_Work instructions_
Output every entry exactly as given.

_Entries supplied_

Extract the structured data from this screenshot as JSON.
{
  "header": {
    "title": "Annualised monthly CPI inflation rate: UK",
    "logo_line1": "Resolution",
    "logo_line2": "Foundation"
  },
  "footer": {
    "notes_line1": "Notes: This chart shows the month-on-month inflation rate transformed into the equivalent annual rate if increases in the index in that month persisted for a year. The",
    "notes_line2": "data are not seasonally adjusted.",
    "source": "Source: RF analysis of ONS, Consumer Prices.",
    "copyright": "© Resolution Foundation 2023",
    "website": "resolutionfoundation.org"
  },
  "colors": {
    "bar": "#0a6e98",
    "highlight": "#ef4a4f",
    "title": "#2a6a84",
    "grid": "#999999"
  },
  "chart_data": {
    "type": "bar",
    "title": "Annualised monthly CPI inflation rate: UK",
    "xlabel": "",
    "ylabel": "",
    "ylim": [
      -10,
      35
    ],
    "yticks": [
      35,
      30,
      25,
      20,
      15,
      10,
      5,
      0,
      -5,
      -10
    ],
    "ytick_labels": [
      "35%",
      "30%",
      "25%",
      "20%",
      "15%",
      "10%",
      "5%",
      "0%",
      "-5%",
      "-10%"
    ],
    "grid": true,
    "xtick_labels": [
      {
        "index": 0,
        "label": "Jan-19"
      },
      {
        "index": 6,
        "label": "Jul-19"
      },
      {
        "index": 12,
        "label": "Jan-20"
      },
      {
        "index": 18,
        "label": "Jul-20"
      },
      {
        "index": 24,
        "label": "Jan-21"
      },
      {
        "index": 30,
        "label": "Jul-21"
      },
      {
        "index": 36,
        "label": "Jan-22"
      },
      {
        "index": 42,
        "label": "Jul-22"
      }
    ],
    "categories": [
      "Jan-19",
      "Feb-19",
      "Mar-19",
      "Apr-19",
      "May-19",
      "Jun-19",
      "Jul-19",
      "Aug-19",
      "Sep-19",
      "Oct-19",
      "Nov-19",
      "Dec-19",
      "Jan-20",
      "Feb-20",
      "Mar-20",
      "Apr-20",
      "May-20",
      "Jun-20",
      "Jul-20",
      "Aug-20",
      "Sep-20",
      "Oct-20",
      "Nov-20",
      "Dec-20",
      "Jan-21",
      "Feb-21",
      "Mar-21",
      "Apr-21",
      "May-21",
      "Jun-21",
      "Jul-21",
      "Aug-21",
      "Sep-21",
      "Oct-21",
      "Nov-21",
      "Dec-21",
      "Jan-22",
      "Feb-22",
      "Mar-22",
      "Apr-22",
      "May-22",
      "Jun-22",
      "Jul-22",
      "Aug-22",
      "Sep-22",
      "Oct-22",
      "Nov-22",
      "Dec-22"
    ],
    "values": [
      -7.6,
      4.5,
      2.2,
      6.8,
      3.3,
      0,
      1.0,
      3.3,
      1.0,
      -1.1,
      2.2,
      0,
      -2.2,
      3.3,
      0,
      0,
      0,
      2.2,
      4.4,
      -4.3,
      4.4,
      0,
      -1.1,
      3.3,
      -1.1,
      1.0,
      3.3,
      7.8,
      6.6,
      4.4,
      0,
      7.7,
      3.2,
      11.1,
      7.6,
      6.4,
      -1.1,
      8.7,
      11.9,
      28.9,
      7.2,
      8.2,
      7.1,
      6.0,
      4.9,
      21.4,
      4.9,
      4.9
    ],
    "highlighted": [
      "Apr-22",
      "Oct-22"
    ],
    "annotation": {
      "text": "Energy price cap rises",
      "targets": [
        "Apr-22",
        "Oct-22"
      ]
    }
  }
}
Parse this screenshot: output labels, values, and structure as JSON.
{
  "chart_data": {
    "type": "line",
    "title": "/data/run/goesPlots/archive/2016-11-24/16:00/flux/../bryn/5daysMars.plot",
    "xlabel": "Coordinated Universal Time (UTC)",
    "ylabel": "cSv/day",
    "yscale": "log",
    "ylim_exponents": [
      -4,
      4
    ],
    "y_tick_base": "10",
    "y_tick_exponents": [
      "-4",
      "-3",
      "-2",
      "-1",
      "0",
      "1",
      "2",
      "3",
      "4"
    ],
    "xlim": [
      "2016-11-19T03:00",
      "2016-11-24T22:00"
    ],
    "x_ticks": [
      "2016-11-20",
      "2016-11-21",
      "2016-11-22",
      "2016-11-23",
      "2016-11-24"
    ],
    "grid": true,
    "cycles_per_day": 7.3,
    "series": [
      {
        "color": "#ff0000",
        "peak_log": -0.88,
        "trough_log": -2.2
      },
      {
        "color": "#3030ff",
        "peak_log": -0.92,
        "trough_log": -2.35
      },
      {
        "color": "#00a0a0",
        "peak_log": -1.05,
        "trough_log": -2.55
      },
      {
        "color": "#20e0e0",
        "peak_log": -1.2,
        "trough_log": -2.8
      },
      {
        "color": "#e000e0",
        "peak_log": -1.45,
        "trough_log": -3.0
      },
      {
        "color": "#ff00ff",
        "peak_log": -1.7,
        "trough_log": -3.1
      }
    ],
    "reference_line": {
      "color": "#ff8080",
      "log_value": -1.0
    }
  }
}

_Exercise solution_
Extract the structured data from this screenshot as JSON.
{
  "header": {
    "title": "Annualised monthly CPI inflation rate: UK",
    "logo_line1": "Resolution",
    "logo_line2": "Foundation"
  },
  "footer": {
    "notes_line1": "Notes: This chart shows the month-on-month inflation rate transformed into the equivalent annual rate if increases in the index in that month persisted for a year. The",
    "notes_line2": "data are not seasonally adjusted.",
    "source": "Source: RF analysis of ONS, Consumer Prices.",
    "copyright": "© Resolution Foundation 2023",
    "website": "resolutionfoundation.org"
  },
  "colors": {
    "bar": "#0a6e98",
    "highlight": "#ef4a4f",
    "title": "#2a6a84",
    "grid": "#999999"
  },
  "chart_data": {
    "type": "bar",
    "title": "Annualised monthly CPI inflation rate: UK",
    "xlabel": "",
    "ylabel": "",
    "ylim": [
      -10,
      35
    ],
    "yticks": [
      35,
      30,
      25,
      20,
      15,
      10,
      5,
      0,
      -5,
      -10
    ],
    "ytick_labels": [
      "35%",
      "30%",
      "25%",
      "20%",
      "15%",
      "10%",
      "5%",
      "0%",
      "-5%",
      "-10%"
    ],
    "grid": true,
    "xtick_labels": [
      {
        "index": 0,
        "label": "Jan-19"
      },
      {
        "index": 6,
        "label": "Jul-19"
      },
      {
        "index": 12,
        "label": "Jan-20"
      },
      {
        "index": 18,
        "label": "Jul-20"
      },
      {
        "index": 24,
        "label": "Jan-21"
      },
      {
        "index": 30,
        "label": "Jul-21"
      },
      {
        "index": 36,
        "label": "Jan-22"
      },
      {
        "index": 42,
        "label": "Jul-22"
      }
    ],
    "categories": [
      "Jan-19",
      "Feb-19",
      "Mar-19",
      "Apr-19",
      "May-19",
      "Jun-19",
      "Jul-19",
      "Aug-19",
      "Sep-19",
      "Oct-19",
      "Nov-19",
      "Dec-19",
      "Jan-20",
      "Feb-20",
      "Mar-20",
      "Apr-20",
      "May-20",
      "Jun-20",
      "Jul-20",
      "Aug-20",
      "Sep-20",
      "Oct-20",
      "Nov-20",
      "Dec-20",
      "Jan-21",
      "Feb-21",
      "Mar-21",
      "Apr-21",
      "May-21",
      "Jun-21",
      "Jul-21",
      "Aug-21",
      "Sep-21",
      "Oct-21",
      "Nov-21",
      "Dec-21",
      "Jan-22",
      "Feb-22",
      "Mar-22",
      "Apr-22",
      "May-22",
      "Jun-22",
      "Jul-22",
      "Aug-22",
      "Sep-22",
      "Oct-22",
      "Nov-22",
      "Dec-22"
    ],
    "values": [
      -7.6,
      4.5,
      2.2,
      6.8,
      3.3,
      0,
      1.0,
      3.3,
      1.0,
      -1.1,
      2.2,
      0,
      -2.2,
      3.3,
      0,
      0,
      0,
      2.2,
      4.4,
      -4.3,
      4.4,
      0,
      -1.1,
      3.3,
      -1.1,
      1.0,
      3.3,
      7.8,
      6.6,
      4.4,
      0,
      7.7,
      3.2,
      11.1,
      7.6,
      6.4,
      -1.1,
      8.7,
      11.9,
      28.9,
      7.2,
      8.2,
      7.1,
      6.0,
      4.9,
      21.4,
      4.9,
      4.9
    ],
    "highlighted": [
      "Apr-22",
      "Oct-22"
    ],
    "annotation": {
      "text": "Energy price cap rises",
      "targets": [
        "Apr-22",
        "Oct-22"
      ]
    }
  }
}
Parse this screenshot: output labels, values, and structure as JSON.
{
  "chart_data": {
    "type": "line",
    "title": "/data/run/goesPlots/archive/2016-11-24/16:00/flux/../bryn/5daysMars.plot",
    "xlabel": "Coordinated Universal Time (UTC)",
    "ylabel": "cSv/day",
    "yscale": "log",
    "ylim_exponents": [
      -4,
      4
    ],
    "y_tick_base": "10",
    "y_tick_exponents": [
      "-4",
      "-3",
      "-2",
      "-1",
      "0",
      "1",
      "2",
      "3",
      "4"
    ],
    "xlim": [
      "2016-11-19T03:00",
      "2016-11-24T22:00"
    ],
    "x_ticks": [
      "2016-11-20",
      "2016-11-21",
      "2016-11-22",
      "2016-11-23",
      "2016-11-24"
    ],
    "grid": true,
    "cycles_per_day": 7.3,
    "series": [
      {
        "color": "#ff0000",
        "peak_log": -0.88,
        "trough_log": -2.2
      },
      {
        "color": "#3030ff",
        "peak_log": -0.92,
        "trough_log": -2.35
      },
      {
        "color": "#00a0a0",
        "peak_log": -1.05,
        "trough_log": -2.55
      },
      {
        "color": "#20e0e0",
        "peak_log": -1.2,
        "trough_log": -2.8
      },
      {
        "color": "#e000e0",
        "peak_log": -1.45,
        "trough_log": -3.0
      },
      {
        "color": "#ff00ff",
        "peak_log": -1.7,
        "trough_log": -3.1
      }
    ],
    "reference_line": {
      "color": "#ff8080",
      "log_value": -1.0
    }
  }
}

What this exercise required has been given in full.